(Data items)
****

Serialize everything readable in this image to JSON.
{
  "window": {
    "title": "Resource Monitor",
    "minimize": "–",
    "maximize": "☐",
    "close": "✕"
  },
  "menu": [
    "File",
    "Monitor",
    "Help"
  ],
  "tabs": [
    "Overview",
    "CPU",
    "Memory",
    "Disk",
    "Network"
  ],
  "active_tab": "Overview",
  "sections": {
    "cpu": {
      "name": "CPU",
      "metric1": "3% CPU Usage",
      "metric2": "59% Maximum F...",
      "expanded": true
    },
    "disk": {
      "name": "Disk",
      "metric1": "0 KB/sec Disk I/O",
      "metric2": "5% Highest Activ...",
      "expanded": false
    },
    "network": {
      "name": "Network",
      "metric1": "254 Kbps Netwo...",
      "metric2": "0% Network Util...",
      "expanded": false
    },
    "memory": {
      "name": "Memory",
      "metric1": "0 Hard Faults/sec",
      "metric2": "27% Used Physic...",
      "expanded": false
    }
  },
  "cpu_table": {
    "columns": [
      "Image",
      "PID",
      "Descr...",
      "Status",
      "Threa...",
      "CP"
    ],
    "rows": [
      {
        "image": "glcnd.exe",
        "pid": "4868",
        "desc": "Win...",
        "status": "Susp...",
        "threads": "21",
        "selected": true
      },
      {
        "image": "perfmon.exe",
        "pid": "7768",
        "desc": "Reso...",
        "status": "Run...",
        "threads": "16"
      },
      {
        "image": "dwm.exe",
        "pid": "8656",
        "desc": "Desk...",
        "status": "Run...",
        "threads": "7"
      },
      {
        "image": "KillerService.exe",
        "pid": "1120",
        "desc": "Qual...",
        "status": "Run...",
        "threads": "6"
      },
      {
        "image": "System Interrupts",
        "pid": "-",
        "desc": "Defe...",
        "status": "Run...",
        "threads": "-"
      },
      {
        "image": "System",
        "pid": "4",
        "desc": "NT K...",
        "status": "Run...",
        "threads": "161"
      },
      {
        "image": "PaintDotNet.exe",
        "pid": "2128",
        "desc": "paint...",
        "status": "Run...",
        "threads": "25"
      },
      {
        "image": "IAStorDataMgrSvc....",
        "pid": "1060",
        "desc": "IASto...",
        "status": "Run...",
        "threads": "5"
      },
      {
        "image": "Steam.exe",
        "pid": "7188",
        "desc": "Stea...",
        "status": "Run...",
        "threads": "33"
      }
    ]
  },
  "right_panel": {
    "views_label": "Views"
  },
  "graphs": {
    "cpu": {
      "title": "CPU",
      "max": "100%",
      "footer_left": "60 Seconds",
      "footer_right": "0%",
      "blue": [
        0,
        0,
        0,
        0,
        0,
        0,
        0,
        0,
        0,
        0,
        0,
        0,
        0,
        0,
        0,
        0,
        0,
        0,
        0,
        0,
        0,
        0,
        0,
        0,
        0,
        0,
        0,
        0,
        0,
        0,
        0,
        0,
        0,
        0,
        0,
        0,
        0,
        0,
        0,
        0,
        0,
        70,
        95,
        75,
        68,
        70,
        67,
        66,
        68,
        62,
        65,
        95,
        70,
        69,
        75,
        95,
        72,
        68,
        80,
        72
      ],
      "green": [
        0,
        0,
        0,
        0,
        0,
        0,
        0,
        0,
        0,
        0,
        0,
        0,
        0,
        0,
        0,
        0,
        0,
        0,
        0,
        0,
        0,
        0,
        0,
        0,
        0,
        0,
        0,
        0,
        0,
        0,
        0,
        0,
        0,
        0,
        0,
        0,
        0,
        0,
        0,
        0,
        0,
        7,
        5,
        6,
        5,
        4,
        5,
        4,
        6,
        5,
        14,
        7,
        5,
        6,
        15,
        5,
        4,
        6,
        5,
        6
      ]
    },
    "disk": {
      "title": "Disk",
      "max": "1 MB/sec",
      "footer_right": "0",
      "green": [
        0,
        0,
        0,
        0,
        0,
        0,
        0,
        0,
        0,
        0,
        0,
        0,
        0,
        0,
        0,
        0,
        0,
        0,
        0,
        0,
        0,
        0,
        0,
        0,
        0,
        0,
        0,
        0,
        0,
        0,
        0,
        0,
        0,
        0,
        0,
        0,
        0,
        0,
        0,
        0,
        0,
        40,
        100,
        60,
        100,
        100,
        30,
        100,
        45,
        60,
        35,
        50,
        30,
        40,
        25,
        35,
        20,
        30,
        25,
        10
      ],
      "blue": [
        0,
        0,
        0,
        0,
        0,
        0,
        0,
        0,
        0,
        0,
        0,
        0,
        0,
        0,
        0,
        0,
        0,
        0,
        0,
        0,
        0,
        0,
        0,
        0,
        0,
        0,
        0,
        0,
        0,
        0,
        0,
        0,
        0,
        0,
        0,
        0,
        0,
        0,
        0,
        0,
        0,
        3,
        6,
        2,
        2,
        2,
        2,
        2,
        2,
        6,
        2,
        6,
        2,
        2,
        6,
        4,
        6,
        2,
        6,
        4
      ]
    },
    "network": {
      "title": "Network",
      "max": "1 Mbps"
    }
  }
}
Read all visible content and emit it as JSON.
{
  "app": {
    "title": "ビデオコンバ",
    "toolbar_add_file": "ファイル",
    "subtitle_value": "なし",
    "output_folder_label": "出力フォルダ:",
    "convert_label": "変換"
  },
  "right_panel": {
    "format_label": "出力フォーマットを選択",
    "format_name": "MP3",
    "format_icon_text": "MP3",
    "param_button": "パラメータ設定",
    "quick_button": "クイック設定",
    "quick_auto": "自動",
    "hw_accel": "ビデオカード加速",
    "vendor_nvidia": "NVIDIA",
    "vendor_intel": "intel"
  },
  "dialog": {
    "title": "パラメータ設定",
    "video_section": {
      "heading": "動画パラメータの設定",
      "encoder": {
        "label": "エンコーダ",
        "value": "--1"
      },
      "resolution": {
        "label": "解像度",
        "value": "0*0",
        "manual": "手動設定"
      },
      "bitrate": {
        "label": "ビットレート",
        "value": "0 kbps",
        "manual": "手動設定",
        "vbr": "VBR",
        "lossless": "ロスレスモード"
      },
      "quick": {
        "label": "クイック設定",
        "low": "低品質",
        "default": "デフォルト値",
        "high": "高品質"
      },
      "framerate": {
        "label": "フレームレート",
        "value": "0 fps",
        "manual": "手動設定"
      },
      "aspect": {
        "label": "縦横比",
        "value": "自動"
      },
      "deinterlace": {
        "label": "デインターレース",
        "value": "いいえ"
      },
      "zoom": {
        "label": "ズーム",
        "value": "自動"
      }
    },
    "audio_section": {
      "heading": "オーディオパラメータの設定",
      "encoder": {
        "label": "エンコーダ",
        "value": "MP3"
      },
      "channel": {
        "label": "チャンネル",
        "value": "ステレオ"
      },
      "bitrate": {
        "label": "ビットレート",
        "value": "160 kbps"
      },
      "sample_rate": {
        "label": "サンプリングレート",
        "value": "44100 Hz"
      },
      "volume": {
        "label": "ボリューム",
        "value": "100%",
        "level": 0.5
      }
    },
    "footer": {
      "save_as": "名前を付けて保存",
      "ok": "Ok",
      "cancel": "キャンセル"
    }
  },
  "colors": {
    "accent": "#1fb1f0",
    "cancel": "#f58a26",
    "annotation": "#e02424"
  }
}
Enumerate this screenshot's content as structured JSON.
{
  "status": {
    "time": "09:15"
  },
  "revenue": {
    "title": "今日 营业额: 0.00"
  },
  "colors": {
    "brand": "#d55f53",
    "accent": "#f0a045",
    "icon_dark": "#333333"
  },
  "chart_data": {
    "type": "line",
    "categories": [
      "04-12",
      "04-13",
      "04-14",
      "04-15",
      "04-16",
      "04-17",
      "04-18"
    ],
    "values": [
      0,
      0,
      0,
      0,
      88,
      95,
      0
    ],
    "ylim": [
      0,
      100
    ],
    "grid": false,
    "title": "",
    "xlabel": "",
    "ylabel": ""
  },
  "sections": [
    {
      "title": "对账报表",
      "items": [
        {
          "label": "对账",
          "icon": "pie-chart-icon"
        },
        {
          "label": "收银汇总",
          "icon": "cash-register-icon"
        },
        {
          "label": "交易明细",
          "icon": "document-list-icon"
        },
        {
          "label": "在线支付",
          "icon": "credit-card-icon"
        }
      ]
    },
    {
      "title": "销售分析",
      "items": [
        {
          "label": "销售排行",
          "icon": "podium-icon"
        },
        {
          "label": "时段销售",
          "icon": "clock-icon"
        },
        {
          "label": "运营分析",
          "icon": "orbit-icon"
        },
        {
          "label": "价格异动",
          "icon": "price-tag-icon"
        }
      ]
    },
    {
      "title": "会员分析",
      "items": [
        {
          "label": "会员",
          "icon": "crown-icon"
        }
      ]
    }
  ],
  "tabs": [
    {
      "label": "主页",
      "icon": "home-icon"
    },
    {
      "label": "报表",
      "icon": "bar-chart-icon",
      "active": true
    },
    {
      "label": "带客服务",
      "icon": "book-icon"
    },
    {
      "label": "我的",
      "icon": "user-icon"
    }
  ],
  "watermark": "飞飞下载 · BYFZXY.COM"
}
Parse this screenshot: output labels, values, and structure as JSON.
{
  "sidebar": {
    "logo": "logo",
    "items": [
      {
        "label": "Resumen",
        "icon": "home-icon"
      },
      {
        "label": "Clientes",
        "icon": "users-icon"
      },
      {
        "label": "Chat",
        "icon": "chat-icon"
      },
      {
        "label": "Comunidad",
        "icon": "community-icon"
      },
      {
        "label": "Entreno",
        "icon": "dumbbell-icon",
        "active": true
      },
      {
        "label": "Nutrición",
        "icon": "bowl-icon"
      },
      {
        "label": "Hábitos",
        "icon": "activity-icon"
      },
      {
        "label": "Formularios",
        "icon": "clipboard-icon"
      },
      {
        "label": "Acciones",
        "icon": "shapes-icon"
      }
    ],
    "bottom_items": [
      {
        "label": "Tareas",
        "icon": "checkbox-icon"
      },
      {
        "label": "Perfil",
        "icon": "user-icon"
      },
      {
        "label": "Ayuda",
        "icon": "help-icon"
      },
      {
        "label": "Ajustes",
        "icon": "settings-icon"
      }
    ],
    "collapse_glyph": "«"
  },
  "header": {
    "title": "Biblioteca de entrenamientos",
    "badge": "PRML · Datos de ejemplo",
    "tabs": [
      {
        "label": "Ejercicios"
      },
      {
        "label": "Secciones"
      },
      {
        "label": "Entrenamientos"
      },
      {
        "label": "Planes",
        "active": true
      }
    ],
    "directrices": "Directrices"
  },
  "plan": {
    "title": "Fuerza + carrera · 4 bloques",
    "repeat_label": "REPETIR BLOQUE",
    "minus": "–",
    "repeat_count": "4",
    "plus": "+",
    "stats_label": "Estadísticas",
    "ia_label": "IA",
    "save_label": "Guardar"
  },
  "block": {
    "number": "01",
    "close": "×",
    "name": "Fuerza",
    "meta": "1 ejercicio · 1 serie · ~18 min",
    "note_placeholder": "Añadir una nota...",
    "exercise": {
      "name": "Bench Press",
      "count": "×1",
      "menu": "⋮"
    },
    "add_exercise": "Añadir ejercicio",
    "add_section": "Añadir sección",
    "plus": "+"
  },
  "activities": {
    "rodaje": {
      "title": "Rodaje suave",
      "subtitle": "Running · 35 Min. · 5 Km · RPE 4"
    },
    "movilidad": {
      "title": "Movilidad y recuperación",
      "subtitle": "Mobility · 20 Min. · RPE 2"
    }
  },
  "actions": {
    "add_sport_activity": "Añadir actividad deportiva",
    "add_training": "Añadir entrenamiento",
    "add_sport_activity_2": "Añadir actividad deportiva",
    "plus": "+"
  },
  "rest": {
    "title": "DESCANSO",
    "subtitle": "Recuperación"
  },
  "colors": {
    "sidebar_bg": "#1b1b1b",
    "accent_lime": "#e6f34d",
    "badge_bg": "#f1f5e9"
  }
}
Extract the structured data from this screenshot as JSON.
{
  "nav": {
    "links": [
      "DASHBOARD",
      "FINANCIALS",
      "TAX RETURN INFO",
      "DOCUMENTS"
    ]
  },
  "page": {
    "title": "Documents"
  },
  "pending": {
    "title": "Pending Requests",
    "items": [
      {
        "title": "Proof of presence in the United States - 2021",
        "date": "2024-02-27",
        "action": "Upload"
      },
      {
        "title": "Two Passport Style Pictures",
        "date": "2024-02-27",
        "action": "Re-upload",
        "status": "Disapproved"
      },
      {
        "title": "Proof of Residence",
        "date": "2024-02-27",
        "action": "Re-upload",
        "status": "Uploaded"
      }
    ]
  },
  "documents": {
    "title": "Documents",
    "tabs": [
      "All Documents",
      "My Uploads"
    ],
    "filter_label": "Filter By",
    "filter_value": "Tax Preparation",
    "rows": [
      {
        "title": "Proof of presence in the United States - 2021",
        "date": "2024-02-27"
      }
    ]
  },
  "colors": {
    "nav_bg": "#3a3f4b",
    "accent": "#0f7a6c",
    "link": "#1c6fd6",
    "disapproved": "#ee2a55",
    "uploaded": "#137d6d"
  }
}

****

**Work required**
Go through the entries above and count the lines containing the word "screenshot"; give only that count.

**Answer in full**
3